Задания:
1. Ответьте на вопросы по фрагменту лекции:
(a) По поводу какого сочинения и какого автора написана лекция?
(b) Каких мыслителей из Англии называет лекция?
(c) В каком виде, по словам лекции, требуется целитель нравственного вырождения, если не в виде скучных софизмов?
2. Как перевести на английский язык это предложение из фрагмента лекции: «Нравственность и нравственный миропорядок становятся все более и более предметом общего интереса читающей публики, и вот поэты, философы и социологи соревнуются в доставлении ей чтения, удовлетворяющего подобному спросу, который, по-видимому, готов занять господствующее положение в общественном сознании, так долго расходовавшемся на запросы политические и эмпирико-научные»?
3. Допишите продолжение фрагмента лекции о нравственной жизни без христианской религии, начав сразу после его последнего предложения.

Фрагмент документа:
^^^^

Возможна ли нравственная жизнь без христианской религии?
(По поводу «Критики догматического богословия» Л. Н. Толстого)[7]
I
Интерес вопроса, которым озаглавлена наша лекция, обусловливается не только тем обстоятельством, что наш знаменитый писатель так смело и настойчиво старается разорвать всякую связь между добродетелью и истинами христианской веры, но и еще более внимание наше приковывается к такой теме: наблюдением над характером передовых течений литературы русской и европейской. Нравственность и нравственный миропорядок становятся все более и более предметом общего интереса читающей публики, и вот поэты, философы и социологи соревнуются в доставлении ей чтения, удовлетворяющего подобному спросу, который, по-видимому, готов занять господствующее положение в общественном сознании, так долго расходовавшемся на запросы политические и эмпирико-научные.
Радоваться такому явлению, конечно, следует, но не слишком, потому что, увы, немногие из наших моралистов желают вести своего читателя к Богу и ко Христу, а большинство их, оставаясь в области одних отвлеченных идей и скучных силлогизмов, и вообще-то не приводят своих последователей ни к какому действительному нравственному подъему. Такое бессилие обнаруживают особенно моралисты-ученые, именно так называемые «лучшие умы» Европы, несмотря на то, что едва ли не все претендующие на такой эпитет мыслители взялись за разрешение нравственных проблем. Таковы в Англии Спенсер, Милль, Бэн; во Франции Литтре, Конт, Тэн, Фуллье; в Германии Вундт, Ланге, Шопенгауэр, Гартман, Циглер; в России, помимо переводов из философии этики в Московском психологическом обществе, за решение нравственных вопросов взялись некоторые вовсе не философы вроде Кавелина, Кареева, Чичерина, Токарского или философы, начавшие было с чисто диалектического рассудочного авторства, вроде Дебольского, А. Введенского и Вл. Соловьева.
О бездейственности секуляризованной морали говорят моралистыхудожники – представители изящного творчества, герои которых постоянно цитируют помянутых философов и тем не менее или даже тем более обнаруживают полное нравственное бессилие, нравственное вырождение, требующее целителя не в виде скучных софизмов, но в явлении духа и силы (1 Кор. 2, 4), в виде живой религиозной идеи.

^^^^

Собранные материалы:

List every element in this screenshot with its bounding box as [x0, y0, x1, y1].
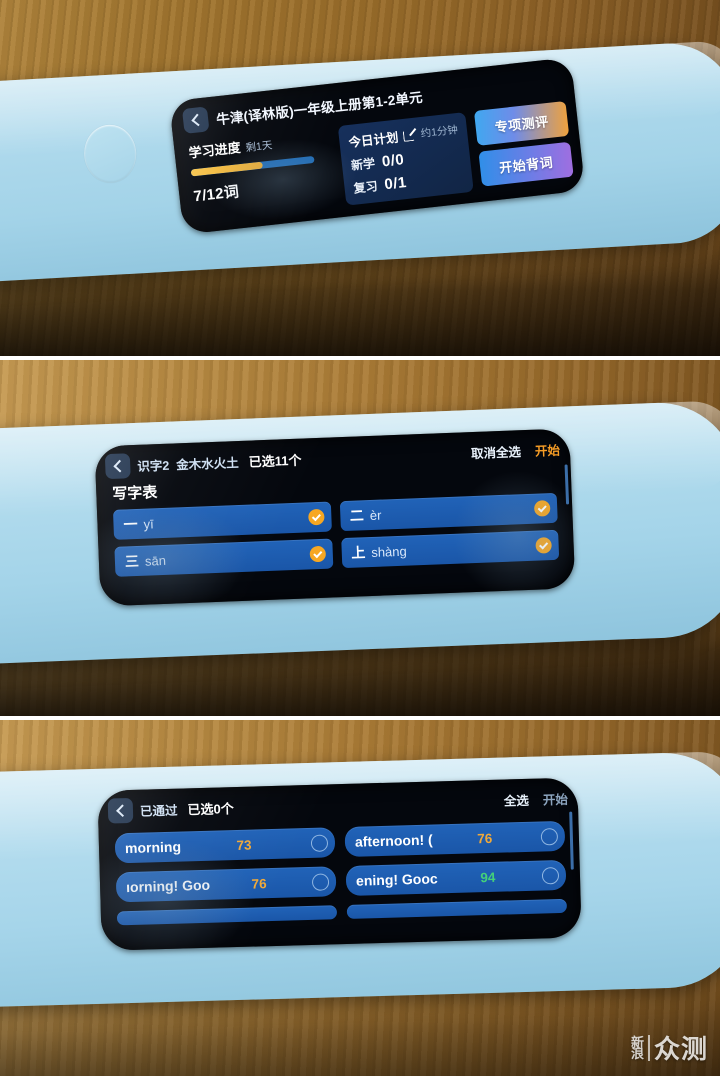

^^^^

Ответы к заданиям:
1.
(a) По поводу «Критики догматического богословия» Л. Н. Толстого.
(b) Спенсера, Милля и Бэна.
(c) В явлении духа и силы, в виде живой религиозной идеи.

2. Morality and the moral world order are becoming more and more a subject of general interest for the reading public, and so poets, philosophers, and sociologists compete in supplying it with reading that satisfies this demand, which apparently is ready to take the dominant place in the public consciousness that has so long been spent on political and empirical-scientific concerns.

3.
Казалось бы, здесь, в правдивом описании действительности, и ожидать возвращения умов к живому христианству, но и в художественном творчестве такое ожидание оправдывается далеко не всегда. Виновником разочарования является здесь именно наш Л. Толстой, которому, можно сказать, единодушно подражают романисты России, Франции и даже Германии и других стран. Под влиянием «Крейцеровой сонаты» женихи и невесты совершенно исчезли со страниц русских и французских повестей и уступили свое место супругам, друг другу изменяющим и разводящимся. «Плоды просвещения», и мысль о развращении народа людьми образованными, и «Власть тьмы», описывающая постепенное развитие страсти, тоже нашли себе усердных подражателей в России и за границей. Мудрено ли, что авторы, стремящиеся к сближению с ярым хулителем христианских верований, остерегаются предлагать читателю картины спасительного влияния этих истин на нравы? Мудрено ли, что являются даже такие повести, как, например, «Отверженный» Мережковского или «Рассказы из Пролога» Лескова, где в самую основу их содержания положены отрицательные взгляды Толстого на историю христианской Церкви?
Итак, хотя моралисты-философы и моралисты-поэты не часто дружат между собой, хотя последние бывают весьма не прочь объявлять себя культурными декадентами, но и те, и другие по большей части сходятся в стремлении обосновать нравственное учение и нравственную жизнь вне всякого отношения с жизнью христианских обществ. Наш отечественный мыслитель соединяет звание философа и поэта и, имея влияние не только на читателей, но и на самих писателей, является не просто проповедником секуляризованной морали, но и упорно старается доказать, что христианские догматы прямо разрушают всякую нравственность. Понятно, что такая мысль заслуживает общего внимания.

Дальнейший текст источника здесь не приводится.